** start Recorded data **

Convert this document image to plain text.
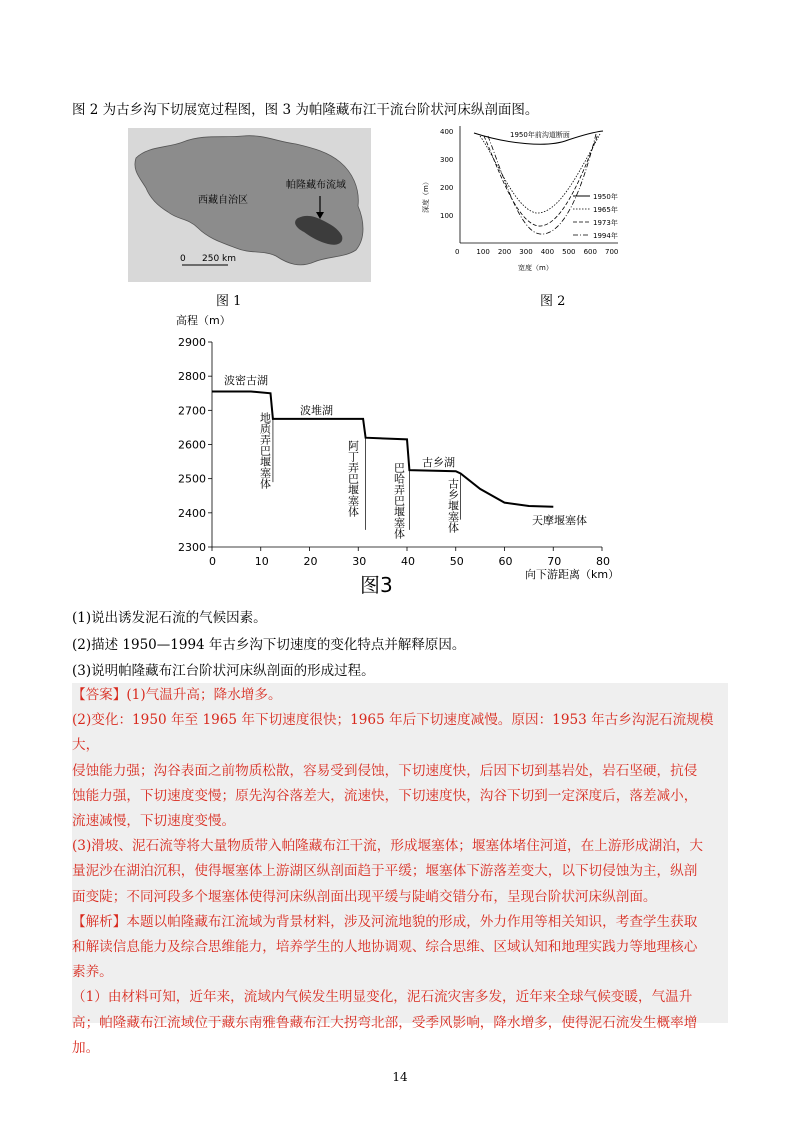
图 2 为古乡沟下切展宽过程图，图 3 为帕隆藏布江干流台阶状河床纵剖面图。
西藏自治区
帕隆藏布流域
0 250 km
图 1
400
300
200
100
0 100 200 300 400 500 600 700
深度（m）
宽度（m）
1950年前沟道断面
1950年
1965年
1973年
1994年
图 2
高程（m）
2300
2400
2500
2600
2700
2800
2900
0	10	20	30	40	50	60	70	80
向下游距离（km）
图3
波密古湖
波堆湖
古乡湖
天摩堰塞体
地质弄巴堰塞体	阿丁弄巴堰塞体	巴哈弄巴堰塞体	古乡堰塞体
(1)说出诱发泥石流的气候因素。
(2)描述 1950—1994 年古乡沟下切速度的变化特点并解释原因。
(3)说明帕隆藏布江台阶状河床纵剖面的形成过程。

【答案】(1)气温升高；降水增多。

(2)变化：1950 年至 1965 年下切速度很快；1965 年后下切速度减慢。原因：1953 年古乡沟泥石流规模大，

侵蚀能力强；沟谷表面之前物质松散，容易受到侵蚀，下切速度快，后因下切到基岩处，岩石坚硬，抗侵

蚀能力强，下切速度变慢；原先沟谷落差大，流速快，下切速度快，沟谷下切到一定深度后，落差减小，

流速减慢，下切速度变慢。

(3)滑坡、泥石流等将大量物质带入帕隆藏布江干流，形成堰塞体；堰塞体堵住河道，在上游形成湖泊，大

量泥沙在湖泊沉积，使得堰塞体上游湖区纵剖面趋于平缓；堰塞体下游落差变大，以下切侵蚀为主，纵剖

面变陡；不同河段多个堰塞体使得河床纵剖面出现平缓与陡峭交错分布，呈现台阶状河床纵剖面。

【解析】本题以帕隆藏布江流域为背景材料，涉及河流地貌的形成，外力作用等相关知识，考查学生获取

和解读信息能力及综合思维能力，培养学生的人地协调观、综合思维、区域认知和地理实践力等地理核心

素养。

（1）由材料可知，近年来，流域内气候发生明显变化，泥石流灾害多发，近年来全球气候变暖，气温升

高；帕隆藏布江流域位于藏东南雅鲁藏布江大拐弯北部，受季风影响，降水增多，使得泥石流发生概率增

加。

14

** end Recorded data **

=== What to produce ===
Repeat the records in full, exactly as they appear, without the pictures.

=== Exercise output ===
Convert this document image to plain text.
图 2 为古乡沟下切展宽过程图，图 3 为帕隆藏布江干流台阶状河床纵剖面图。
西藏自治区
帕隆藏布流域
0 250 km
图 1
400
300
200
100
0 100 200 300 400 500 600 700
深度（m）
宽度（m）
1950年前沟道断面
1950年
1965年
1973年
1994年
图 2
高程（m）
2300
2400
2500
2600
2700
2800
2900
0	10	20	30	40	50	60	70	80
向下游距离（km）
图3
波密古湖
波堆湖
古乡湖
天摩堰塞体
地质弄巴堰塞体	阿丁弄巴堰塞体	巴哈弄巴堰塞体	古乡堰塞体
(1)说出诱发泥石流的气候因素。
(2)描述 1950—1994 年古乡沟下切速度的变化特点并解释原因。
(3)说明帕隆藏布江台阶状河床纵剖面的形成过程。

【答案】(1)气温升高；降水增多。

(2)变化：1950 年至 1965 年下切速度很快；1965 年后下切速度减慢。原因：1953 年古乡沟泥石流规模大，

侵蚀能力强；沟谷表面之前物质松散，容易受到侵蚀，下切速度快，后因下切到基岩处，岩石坚硬，抗侵

蚀能力强，下切速度变慢；原先沟谷落差大，流速快，下切速度快，沟谷下切到一定深度后，落差减小，

流速减慢，下切速度变慢。

(3)滑坡、泥石流等将大量物质带入帕隆藏布江干流，形成堰塞体；堰塞体堵住河道，在上游形成湖泊，大

量泥沙在湖泊沉积，使得堰塞体上游湖区纵剖面趋于平缓；堰塞体下游落差变大，以下切侵蚀为主，纵剖

面变陡；不同河段多个堰塞体使得河床纵剖面出现平缓与陡峭交错分布，呈现台阶状河床纵剖面。

【解析】本题以帕隆藏布江流域为背景材料，涉及河流地貌的形成，外力作用等相关知识，考查学生获取

和解读信息能力及综合思维能力，培养学生的人地协调观、综合思维、区域认知和地理实践力等地理核心

素养。

（1）由材料可知，近年来，流域内气候发生明显变化，泥石流灾害多发，近年来全球气候变暖，气温升

高；帕隆藏布江流域位于藏东南雅鲁藏布江大拐弯北部，受季风影响，降水增多，使得泥石流发生概率增

加。

14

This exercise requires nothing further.